### Written request
Return all the entries exactly, keeping pictures out.

### Records to use
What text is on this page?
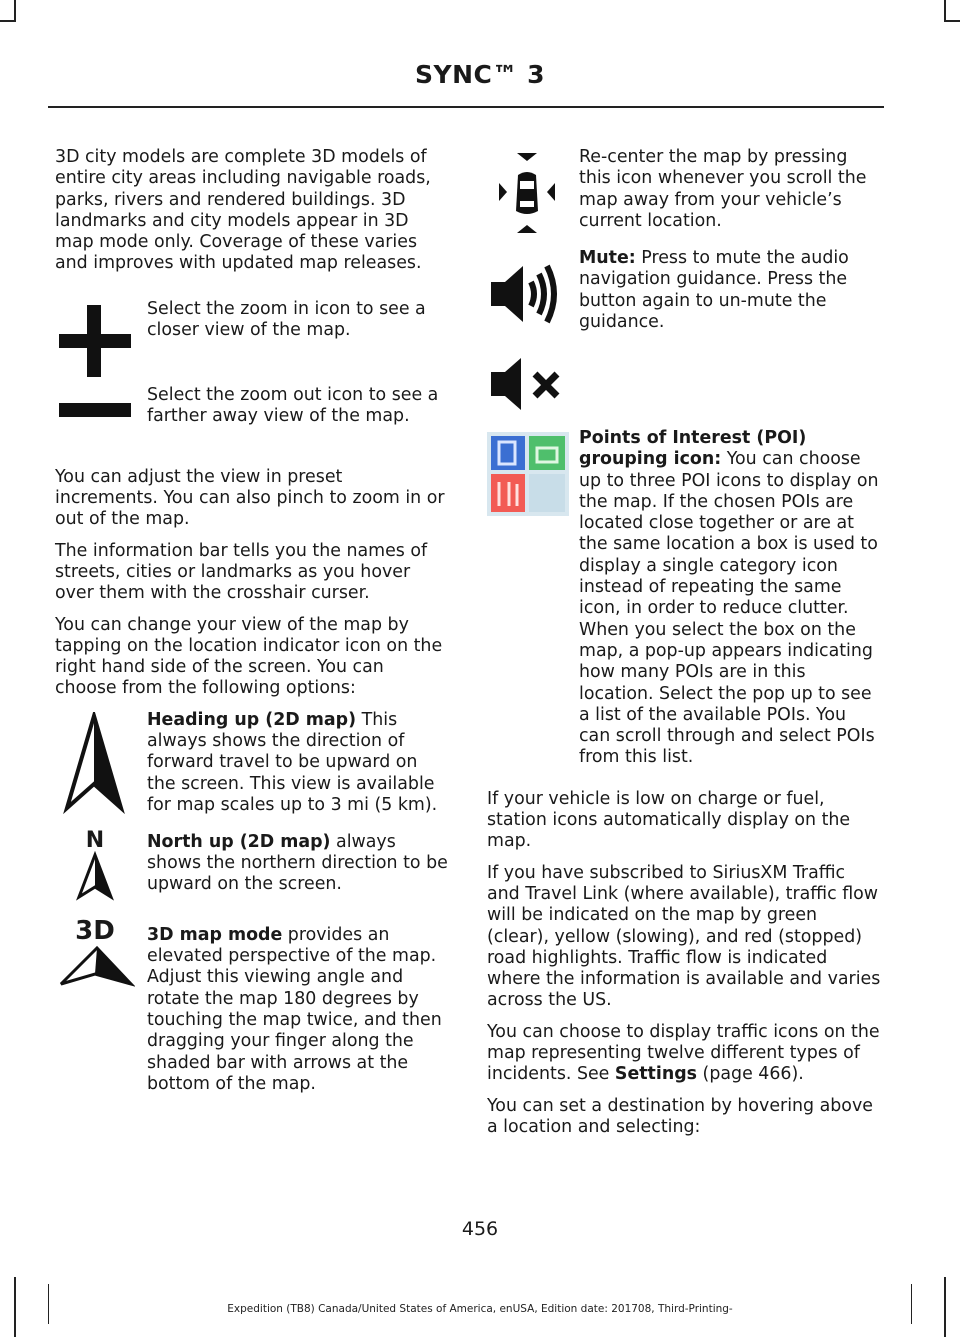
SYNC™ 3

3D city models are complete 3D models of entire city areas including navigable roads, parks, rivers and rendered buildings. 3D landmarks and city models appear in 3D map mode only. Coverage of these varies and improves with updated map releases.

Select the zoom in icon to see a closer view of the map.

Select the zoom out icon to see a farther away view of the map.

You can adjust the view in preset increments. You can also pinch to zoom in or out of the map.

The information bar tells you the names of streets, cities or landmarks as you hover over them with the crosshair curser.

You can change your view of the map by tapping on the location indicator icon on the right hand side of the screen. You can choose from the following options:

Heading up (2D map) This always shows the direction of forward travel to be upward on the screen. This view is available for map scales up to 3 mi (5 km).

N	North up (2D map) always shows the northern direction to be upward on the screen.

3D	3D map mode provides an elevated perspective of the map. Adjust this viewing angle and rotate the map 180 degrees by touching the map twice, and then dragging your finger along the shaded bar with arrows at the bottom of the map.

Re-center the map by pressing this icon whenever you scroll the map away from your vehicle’s current location.

Mute: Press to mute the audio navigation guidance. Press the button again to un-mute the guidance.

Points of Interest (POI) grouping icon: You can choose up to three POI icons to display on the map. If the chosen POIs are located close together or are at the same location a box is used to display a single category icon instead of repeating the same icon, in order to reduce clutter. When you select the box on the map, a pop-up appears indicating how many POIs are in this location. Select the pop up to see a list of the available POIs. You can scroll through and select POIs from this list.

If your vehicle is low on charge or fuel, station icons automatically display on the map.

If you have subscribed to SiriusXM Traffic and Travel Link (where available), traffic flow will be indicated on the map by green (clear), yellow (slowing), and red (stopped) road highlights. Traffic flow is indicated where the information is available and varies across the US.

You can choose to display traffic icons on the map representing twelve different types of incidents. See Settings (page 466).

You can set a destination by hovering above a location and selecting:

456
Expedition (TB8) Canada/United States of America, enUSA, Edition date: 201708, Third-Printing-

### The solution
What text is on this page?
SYNC™ 3

3D city models are complete 3D models of entire city areas including navigable roads, parks, rivers and rendered buildings. 3D landmarks and city models appear in 3D map mode only. Coverage of these varies and improves with updated map releases.

Select the zoom in icon to see a closer view of the map.

Select the zoom out icon to see a farther away view of the map.

You can adjust the view in preset increments. You can also pinch to zoom in or out of the map.

The information bar tells you the names of streets, cities or landmarks as you hover over them with the crosshair curser.

You can change your view of the map by tapping on the location indicator icon on the right hand side of the screen. You can choose from the following options:

Heading up (2D map) This always shows the direction of forward travel to be upward on the screen. This view is available for map scales up to 3 mi (5 km).

N	North up (2D map) always shows the northern direction to be upward on the screen.

3D	3D map mode provides an elevated perspective of the map. Adjust this viewing angle and rotate the map 180 degrees by touching the map twice, and then dragging your finger along the shaded bar with arrows at the bottom of the map.

Re-center the map by pressing this icon whenever you scroll the map away from your vehicle’s current location.

Mute: Press to mute the audio navigation guidance. Press the button again to un-mute the guidance.

Points of Interest (POI) grouping icon: You can choose up to three POI icons to display on the map. If the chosen POIs are located close together or are at the same location a box is used to display a single category icon instead of repeating the same icon, in order to reduce clutter. When you select the box on the map, a pop-up appears indicating how many POIs are in this location. Select the pop up to see a list of the available POIs. You can scroll through and select POIs from this list.

If your vehicle is low on charge or fuel, station icons automatically display on the map.

If you have subscribed to SiriusXM Traffic and Travel Link (where available), traffic flow will be indicated on the map by green (clear), yellow (slowing), and red (stopped) road highlights. Traffic flow is indicated where the information is available and varies across the US.

You can choose to display traffic icons on the map representing twelve different types of incidents. See Settings (page 466).

You can set a destination by hovering above a location and selecting:

456
Expedition (TB8) Canada/United States of America, enUSA, Edition date: 201708, Third-Printing-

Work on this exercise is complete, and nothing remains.